[Problem requirements]: Filter these entries, keeping only lines that hold the word "bottom".
[START]
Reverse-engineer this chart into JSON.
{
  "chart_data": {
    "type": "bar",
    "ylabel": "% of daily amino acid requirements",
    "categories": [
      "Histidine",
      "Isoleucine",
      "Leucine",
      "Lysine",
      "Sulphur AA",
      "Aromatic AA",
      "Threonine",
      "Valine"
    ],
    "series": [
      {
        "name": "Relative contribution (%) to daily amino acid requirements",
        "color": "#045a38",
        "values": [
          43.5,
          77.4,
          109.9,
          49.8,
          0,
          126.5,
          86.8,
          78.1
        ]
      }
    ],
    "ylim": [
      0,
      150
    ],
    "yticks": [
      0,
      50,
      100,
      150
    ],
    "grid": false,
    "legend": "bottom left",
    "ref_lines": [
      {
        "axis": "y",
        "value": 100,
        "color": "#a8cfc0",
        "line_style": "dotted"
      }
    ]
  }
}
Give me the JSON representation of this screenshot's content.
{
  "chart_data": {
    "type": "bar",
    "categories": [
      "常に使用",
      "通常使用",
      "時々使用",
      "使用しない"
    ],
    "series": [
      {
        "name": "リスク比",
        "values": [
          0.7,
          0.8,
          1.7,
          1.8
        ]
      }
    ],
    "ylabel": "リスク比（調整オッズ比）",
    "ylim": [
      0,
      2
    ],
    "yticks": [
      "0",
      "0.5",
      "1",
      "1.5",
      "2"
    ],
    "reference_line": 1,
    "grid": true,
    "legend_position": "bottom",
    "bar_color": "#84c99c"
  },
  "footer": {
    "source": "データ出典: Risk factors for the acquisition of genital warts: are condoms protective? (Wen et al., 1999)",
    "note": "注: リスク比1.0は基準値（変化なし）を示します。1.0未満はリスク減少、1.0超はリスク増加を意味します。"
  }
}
[END]
[Result for this exercise]:
    "legend": "bottom left",
    "legend_position": "bottom",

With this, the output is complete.